:: EXERCISE DATA

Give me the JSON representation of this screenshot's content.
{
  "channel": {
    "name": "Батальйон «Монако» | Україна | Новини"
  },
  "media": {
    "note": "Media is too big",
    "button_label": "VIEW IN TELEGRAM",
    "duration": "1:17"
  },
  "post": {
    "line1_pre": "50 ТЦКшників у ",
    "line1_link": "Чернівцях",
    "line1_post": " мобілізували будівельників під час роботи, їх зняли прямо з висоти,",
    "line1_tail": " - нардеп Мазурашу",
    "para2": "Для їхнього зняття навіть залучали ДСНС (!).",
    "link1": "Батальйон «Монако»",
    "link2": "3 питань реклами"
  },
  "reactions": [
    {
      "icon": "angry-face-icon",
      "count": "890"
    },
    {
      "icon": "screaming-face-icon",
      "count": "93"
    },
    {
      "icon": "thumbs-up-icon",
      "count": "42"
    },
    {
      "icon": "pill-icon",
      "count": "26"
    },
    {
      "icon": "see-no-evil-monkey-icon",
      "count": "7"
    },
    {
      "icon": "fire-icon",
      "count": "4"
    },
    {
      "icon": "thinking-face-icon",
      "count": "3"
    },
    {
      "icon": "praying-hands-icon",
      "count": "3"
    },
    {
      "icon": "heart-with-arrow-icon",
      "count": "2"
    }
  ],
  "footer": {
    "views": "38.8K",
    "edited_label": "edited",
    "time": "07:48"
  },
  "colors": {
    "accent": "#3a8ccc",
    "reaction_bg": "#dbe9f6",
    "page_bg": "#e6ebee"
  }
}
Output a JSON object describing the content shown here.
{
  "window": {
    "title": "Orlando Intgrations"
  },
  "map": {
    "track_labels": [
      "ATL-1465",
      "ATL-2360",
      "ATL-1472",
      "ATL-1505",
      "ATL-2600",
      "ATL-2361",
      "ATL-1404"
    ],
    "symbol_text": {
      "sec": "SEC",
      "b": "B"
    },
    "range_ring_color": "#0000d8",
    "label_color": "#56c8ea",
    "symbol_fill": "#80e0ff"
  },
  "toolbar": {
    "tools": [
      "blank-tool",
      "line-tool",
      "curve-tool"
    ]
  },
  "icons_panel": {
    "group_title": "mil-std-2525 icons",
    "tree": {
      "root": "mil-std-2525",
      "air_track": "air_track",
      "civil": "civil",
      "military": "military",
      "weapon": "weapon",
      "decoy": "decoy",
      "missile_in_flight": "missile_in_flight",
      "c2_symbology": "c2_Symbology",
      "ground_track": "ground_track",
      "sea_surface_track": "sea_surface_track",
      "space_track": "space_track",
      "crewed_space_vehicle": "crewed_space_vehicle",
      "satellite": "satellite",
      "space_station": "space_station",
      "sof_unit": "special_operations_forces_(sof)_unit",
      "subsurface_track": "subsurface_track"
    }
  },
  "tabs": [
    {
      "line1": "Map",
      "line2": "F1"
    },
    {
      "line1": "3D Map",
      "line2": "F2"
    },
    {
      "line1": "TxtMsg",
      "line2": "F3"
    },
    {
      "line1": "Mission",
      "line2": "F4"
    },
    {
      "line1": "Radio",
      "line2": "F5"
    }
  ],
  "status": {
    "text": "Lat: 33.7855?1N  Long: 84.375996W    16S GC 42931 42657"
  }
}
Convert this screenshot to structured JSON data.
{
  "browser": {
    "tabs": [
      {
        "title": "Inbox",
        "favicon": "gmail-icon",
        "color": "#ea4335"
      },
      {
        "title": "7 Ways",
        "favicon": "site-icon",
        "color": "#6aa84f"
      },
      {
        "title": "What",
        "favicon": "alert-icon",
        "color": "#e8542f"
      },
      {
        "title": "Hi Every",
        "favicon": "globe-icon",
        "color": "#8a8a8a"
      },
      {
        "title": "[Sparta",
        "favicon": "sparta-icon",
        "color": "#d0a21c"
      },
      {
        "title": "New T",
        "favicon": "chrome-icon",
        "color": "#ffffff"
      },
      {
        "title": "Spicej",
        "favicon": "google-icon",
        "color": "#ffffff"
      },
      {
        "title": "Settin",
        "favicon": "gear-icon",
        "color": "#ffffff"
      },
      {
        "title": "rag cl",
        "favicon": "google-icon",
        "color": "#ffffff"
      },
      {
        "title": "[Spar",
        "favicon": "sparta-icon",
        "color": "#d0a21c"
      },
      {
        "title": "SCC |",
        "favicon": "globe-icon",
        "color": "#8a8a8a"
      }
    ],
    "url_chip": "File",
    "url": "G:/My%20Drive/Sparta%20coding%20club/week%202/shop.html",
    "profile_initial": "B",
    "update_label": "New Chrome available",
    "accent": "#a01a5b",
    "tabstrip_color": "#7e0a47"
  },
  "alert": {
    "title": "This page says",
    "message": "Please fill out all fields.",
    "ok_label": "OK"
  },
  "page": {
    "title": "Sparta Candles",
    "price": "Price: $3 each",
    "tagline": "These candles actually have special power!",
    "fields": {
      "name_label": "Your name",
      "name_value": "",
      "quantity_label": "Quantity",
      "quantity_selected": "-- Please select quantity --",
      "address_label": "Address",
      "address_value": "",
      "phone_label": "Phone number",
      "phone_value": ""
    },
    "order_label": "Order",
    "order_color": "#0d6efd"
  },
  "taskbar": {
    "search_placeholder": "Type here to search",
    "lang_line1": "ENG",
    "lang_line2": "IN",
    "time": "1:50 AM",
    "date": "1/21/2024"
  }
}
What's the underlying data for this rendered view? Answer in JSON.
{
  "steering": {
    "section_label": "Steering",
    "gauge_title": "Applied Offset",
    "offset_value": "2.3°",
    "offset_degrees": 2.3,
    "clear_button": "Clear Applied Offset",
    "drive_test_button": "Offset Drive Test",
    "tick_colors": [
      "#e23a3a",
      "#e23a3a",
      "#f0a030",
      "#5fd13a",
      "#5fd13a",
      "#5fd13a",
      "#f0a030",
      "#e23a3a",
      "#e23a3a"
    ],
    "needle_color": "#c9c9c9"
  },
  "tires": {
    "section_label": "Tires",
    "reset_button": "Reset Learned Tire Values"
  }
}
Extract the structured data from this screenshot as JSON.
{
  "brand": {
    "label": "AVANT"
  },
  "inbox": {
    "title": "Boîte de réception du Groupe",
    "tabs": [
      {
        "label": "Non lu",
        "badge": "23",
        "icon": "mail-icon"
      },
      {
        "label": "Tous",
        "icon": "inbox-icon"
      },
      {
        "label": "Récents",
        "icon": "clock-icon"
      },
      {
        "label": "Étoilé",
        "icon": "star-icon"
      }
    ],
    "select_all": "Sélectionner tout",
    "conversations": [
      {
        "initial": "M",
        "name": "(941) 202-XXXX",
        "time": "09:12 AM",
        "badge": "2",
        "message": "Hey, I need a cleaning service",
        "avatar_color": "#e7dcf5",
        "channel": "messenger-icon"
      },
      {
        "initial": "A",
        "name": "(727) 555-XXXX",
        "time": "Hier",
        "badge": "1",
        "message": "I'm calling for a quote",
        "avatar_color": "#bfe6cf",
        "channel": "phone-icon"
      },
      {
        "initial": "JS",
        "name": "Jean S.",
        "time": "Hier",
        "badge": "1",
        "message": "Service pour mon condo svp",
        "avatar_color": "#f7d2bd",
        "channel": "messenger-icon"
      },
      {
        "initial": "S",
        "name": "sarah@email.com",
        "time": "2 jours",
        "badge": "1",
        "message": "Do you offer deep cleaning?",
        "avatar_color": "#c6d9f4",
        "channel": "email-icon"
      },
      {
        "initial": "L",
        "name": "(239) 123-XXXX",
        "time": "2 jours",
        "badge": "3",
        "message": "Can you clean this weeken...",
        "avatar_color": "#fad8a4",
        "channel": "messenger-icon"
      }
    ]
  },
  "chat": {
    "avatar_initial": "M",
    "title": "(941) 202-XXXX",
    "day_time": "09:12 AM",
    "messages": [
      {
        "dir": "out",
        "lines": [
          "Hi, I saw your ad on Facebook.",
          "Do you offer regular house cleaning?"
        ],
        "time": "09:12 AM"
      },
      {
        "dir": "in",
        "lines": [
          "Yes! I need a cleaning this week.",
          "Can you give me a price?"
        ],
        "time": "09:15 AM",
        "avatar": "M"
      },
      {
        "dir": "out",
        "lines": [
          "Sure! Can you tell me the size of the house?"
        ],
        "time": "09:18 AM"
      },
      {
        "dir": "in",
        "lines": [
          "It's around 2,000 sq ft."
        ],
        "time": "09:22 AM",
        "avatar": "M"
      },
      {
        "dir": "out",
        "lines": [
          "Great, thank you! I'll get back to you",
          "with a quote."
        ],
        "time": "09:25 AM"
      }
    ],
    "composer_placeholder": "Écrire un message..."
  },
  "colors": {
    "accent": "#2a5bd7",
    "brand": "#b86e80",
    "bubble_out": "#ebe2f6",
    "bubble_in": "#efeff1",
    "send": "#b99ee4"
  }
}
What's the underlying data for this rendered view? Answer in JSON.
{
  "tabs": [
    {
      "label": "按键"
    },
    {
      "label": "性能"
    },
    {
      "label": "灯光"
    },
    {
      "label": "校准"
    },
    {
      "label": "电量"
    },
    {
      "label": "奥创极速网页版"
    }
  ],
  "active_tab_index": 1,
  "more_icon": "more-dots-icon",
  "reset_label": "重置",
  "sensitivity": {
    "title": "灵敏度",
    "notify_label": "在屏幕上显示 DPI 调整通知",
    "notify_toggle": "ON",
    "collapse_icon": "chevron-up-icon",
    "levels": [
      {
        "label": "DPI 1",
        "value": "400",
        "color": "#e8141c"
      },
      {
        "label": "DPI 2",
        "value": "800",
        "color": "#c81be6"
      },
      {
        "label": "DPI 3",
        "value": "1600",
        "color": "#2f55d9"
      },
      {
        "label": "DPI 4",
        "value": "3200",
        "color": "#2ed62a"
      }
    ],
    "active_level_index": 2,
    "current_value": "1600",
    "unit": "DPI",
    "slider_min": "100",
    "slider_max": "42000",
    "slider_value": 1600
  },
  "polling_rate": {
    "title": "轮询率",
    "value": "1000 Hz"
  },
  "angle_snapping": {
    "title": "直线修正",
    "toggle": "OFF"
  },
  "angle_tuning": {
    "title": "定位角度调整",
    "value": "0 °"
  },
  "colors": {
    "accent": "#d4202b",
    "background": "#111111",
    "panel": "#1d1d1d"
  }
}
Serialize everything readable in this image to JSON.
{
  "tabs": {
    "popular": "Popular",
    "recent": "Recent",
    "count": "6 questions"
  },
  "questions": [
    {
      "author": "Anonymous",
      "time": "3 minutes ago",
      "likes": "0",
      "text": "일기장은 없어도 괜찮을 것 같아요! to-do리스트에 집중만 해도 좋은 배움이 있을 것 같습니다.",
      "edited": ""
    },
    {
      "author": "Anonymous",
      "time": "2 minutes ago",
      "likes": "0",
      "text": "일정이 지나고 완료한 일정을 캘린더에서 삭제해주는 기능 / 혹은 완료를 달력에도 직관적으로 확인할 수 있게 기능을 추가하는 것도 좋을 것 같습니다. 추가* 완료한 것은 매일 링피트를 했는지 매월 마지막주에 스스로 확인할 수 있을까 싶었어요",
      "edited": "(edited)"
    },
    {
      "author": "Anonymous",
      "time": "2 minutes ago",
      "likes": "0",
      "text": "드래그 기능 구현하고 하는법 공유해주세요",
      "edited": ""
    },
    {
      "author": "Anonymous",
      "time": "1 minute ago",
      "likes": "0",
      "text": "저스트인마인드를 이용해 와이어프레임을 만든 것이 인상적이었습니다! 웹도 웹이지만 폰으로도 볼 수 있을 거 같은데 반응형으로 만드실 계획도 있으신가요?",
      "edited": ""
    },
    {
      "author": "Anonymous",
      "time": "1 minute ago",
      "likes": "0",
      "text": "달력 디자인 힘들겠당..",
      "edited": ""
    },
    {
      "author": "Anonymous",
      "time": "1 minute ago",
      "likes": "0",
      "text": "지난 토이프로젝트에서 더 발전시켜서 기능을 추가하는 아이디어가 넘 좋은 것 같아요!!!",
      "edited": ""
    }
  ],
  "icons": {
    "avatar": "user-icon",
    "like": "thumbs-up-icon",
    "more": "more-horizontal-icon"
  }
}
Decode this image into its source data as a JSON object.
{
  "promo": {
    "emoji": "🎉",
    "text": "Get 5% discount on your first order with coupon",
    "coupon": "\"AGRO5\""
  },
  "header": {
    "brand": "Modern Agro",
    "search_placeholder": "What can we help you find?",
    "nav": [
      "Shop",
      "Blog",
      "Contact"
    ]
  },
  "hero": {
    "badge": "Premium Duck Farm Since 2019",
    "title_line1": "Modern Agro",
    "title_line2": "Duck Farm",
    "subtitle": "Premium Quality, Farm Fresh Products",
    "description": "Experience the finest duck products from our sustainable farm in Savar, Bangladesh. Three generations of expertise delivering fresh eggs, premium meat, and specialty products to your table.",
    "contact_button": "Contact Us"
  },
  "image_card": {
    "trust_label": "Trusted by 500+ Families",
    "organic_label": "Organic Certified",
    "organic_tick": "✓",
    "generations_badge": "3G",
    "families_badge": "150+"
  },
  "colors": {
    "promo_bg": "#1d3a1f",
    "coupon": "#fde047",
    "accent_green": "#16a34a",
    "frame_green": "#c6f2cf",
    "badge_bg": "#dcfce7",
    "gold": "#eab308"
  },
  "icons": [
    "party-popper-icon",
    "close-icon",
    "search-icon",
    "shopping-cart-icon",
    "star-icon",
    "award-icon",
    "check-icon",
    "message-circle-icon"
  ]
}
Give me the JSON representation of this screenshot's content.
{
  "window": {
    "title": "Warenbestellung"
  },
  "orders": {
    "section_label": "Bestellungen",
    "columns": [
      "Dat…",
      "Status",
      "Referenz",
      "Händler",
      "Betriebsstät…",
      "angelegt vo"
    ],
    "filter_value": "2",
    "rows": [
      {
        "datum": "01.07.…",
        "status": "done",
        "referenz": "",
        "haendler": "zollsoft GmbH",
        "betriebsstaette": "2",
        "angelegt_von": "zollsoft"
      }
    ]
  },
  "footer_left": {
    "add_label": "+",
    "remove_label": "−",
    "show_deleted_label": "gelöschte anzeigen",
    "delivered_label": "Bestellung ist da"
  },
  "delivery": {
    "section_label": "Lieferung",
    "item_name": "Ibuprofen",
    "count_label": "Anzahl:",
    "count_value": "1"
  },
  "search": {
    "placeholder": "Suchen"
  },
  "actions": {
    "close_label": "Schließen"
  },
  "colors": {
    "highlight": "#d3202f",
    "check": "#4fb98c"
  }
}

::::

__DIRECTIONS FOR THIS TASK__
Among the lines of the material, find those that hold the word "Modern" and copy them.

__EXERCISE ANSWER__
    "brand": "Modern Agro",
    "title_line1": "Modern Agro",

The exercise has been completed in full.